(Work to be completed) The complete listing should be restated exactly.

(Stored rows)

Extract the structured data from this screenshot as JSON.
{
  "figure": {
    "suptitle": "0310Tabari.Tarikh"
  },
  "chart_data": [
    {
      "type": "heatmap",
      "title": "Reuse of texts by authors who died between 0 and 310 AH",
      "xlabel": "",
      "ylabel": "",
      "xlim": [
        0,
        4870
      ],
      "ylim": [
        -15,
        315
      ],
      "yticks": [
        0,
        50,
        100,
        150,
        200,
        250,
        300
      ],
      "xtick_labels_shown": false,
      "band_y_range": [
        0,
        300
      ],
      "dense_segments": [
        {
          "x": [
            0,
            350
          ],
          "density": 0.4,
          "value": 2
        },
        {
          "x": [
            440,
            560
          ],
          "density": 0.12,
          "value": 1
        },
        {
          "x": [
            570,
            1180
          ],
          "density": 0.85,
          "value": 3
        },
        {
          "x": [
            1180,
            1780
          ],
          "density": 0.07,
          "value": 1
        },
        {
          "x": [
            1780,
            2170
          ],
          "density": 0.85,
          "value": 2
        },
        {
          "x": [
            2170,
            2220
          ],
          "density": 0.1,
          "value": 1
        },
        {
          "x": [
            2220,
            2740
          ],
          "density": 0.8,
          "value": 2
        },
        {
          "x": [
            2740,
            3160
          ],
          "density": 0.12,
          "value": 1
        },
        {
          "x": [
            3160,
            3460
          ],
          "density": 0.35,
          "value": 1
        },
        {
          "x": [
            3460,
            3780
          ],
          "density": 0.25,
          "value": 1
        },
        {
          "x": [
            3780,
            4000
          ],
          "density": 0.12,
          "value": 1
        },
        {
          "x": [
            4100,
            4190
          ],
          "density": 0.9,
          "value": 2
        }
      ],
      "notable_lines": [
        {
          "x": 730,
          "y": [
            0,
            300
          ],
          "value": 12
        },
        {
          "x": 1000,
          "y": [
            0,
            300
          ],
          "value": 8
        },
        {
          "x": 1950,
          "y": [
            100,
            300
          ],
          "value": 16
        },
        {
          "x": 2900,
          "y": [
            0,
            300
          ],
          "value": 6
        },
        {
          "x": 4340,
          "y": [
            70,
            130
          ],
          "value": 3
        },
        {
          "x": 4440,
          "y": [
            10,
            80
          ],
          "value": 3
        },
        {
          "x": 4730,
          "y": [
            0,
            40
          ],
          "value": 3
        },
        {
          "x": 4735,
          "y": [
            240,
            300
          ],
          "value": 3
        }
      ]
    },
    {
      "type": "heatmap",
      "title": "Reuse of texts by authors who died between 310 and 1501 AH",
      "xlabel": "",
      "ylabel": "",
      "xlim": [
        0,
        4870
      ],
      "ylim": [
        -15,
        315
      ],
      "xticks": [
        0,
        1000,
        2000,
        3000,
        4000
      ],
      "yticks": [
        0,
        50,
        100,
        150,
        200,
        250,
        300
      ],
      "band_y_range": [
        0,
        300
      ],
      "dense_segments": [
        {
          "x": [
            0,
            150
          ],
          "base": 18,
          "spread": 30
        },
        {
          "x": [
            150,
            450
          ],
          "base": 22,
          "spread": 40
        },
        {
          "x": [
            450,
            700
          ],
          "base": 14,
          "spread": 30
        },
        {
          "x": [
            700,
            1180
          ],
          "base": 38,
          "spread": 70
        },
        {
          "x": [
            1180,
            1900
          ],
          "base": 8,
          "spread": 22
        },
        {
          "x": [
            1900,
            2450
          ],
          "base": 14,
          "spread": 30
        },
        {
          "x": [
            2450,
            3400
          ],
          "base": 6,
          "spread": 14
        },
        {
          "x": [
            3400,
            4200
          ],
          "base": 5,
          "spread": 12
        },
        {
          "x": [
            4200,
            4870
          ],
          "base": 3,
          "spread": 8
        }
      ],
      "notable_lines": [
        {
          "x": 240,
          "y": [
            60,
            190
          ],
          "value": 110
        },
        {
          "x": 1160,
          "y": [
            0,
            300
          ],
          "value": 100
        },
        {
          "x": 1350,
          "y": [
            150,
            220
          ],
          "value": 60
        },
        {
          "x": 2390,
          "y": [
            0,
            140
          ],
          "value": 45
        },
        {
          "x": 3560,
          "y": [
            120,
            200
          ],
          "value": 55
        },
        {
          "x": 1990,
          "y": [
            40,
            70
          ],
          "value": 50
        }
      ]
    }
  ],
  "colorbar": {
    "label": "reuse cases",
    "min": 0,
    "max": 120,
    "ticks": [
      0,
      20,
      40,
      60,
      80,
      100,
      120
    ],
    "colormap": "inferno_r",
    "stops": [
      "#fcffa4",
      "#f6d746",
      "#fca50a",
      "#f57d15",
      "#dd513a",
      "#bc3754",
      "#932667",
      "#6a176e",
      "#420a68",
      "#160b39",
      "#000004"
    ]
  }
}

(Solution)
Extract the structured data from this screenshot as JSON.
{
  "figure": {
    "suptitle": "0310Tabari.Tarikh"
  },
  "chart_data": [
    {
      "type": "heatmap",
      "title": "Reuse of texts by authors who died between 0 and 310 AH",
      "xlabel": "",
      "ylabel": "",
      "xlim": [
        0,
        4870
      ],
      "ylim": [
        -15,
        315
      ],
      "yticks": [
        0,
        50,
        100,
        150,
        200,
        250,
        300
      ],
      "xtick_labels_shown": false,
      "band_y_range": [
        0,
        300
      ],
      "dense_segments": [
        {
          "x": [
            0,
            350
          ],
          "density": 0.4,
          "value": 2
        },
        {
          "x": [
            440,
            560
          ],
          "density": 0.12,
          "value": 1
        },
        {
          "x": [
            570,
            1180
          ],
          "density": 0.85,
          "value": 3
        },
        {
          "x": [
            1180,
            1780
          ],
          "density": 0.07,
          "value": 1
        },
        {
          "x": [
            1780,
            2170
          ],
          "density": 0.85,
          "value": 2
        },
        {
          "x": [
            2170,
            2220
          ],
          "density": 0.1,
          "value": 1
        },
        {
          "x": [
            2220,
            2740
          ],
          "density": 0.8,
          "value": 2
        },
        {
          "x": [
            2740,
            3160
          ],
          "density": 0.12,
          "value": 1
        },
        {
          "x": [
            3160,
            3460
          ],
          "density": 0.35,
          "value": 1
        },
        {
          "x": [
            3460,
            3780
          ],
          "density": 0.25,
          "value": 1
        },
        {
          "x": [
            3780,
            4000
          ],
          "density": 0.12,
          "value": 1
        },
        {
          "x": [
            4100,
            4190
          ],
          "density": 0.9,
          "value": 2
        }
      ],
      "notable_lines": [
        {
          "x": 730,
          "y": [
            0,
            300
          ],
          "value": 12
        },
        {
          "x": 1000,
          "y": [
            0,
            300
          ],
          "value": 8
        },
        {
          "x": 1950,
          "y": [
            100,
            300
          ],
          "value": 16
        },
        {
          "x": 2900,
          "y": [
            0,
            300
          ],
          "value": 6
        },
        {
          "x": 4340,
          "y": [
            70,
            130
          ],
          "value": 3
        },
        {
          "x": 4440,
          "y": [
            10,
            80
          ],
          "value": 3
        },
        {
          "x": 4730,
          "y": [
            0,
            40
          ],
          "value": 3
        },
        {
          "x": 4735,
          "y": [
            240,
            300
          ],
          "value": 3
        }
      ]
    },
    {
      "type": "heatmap",
      "title": "Reuse of texts by authors who died between 310 and 1501 AH",
      "xlabel": "",
      "ylabel": "",
      "xlim": [
        0,
        4870
      ],
      "ylim": [
        -15,
        315
      ],
      "xticks": [
        0,
        1000,
        2000,
        3000,
        4000
      ],
      "yticks": [
        0,
        50,
        100,
        150,
        200,
        250,
        300
      ],
      "band_y_range": [
        0,
        300
      ],
      "dense_segments": [
        {
          "x": [
            0,
            150
          ],
          "base": 18,
          "spread": 30
        },
        {
          "x": [
            150,
            450
          ],
          "base": 22,
          "spread": 40
        },
        {
          "x": [
            450,
            700
          ],
          "base": 14,
          "spread": 30
        },
        {
          "x": [
            700,
            1180
          ],
          "base": 38,
          "spread": 70
        },
        {
          "x": [
            1180,
            1900
          ],
          "base": 8,
          "spread": 22
        },
        {
          "x": [
            1900,
            2450
          ],
          "base": 14,
          "spread": 30
        },
        {
          "x": [
            2450,
            3400
          ],
          "base": 6,
          "spread": 14
        },
        {
          "x": [
            3400,
            4200
          ],
          "base": 5,
          "spread": 12
        },
        {
          "x": [
            4200,
            4870
          ],
          "base": 3,
          "spread": 8
        }
      ],
      "notable_lines": [
        {
          "x": 240,
          "y": [
            60,
            190
          ],
          "value": 110
        },
        {
          "x": 1160,
          "y": [
            0,
            300
          ],
          "value": 100
        },
        {
          "x": 1350,
          "y": [
            150,
            220
          ],
          "value": 60
        },
        {
          "x": 2390,
          "y": [
            0,
            140
          ],
          "value": 45
        },
        {
          "x": 3560,
          "y": [
            120,
            200
          ],
          "value": 55
        },
        {
          "x": 1990,
          "y": [
            40,
            70
          ],
          "value": 50
        }
      ]
    }
  ],
  "colorbar": {
    "label": "reuse cases",
    "min": 0,
    "max": 120,
    "ticks": [
      0,
      20,
      40,
      60,
      80,
      100,
      120
    ],
    "colormap": "inferno_r",
    "stops": [
      "#fcffa4",
      "#f6d746",
      "#fca50a",
      "#f57d15",
      "#dd513a",
      "#bc3754",
      "#932667",
      "#6a176e",
      "#420a68",
      "#160b39",
      "#000004"
    ]
  }
}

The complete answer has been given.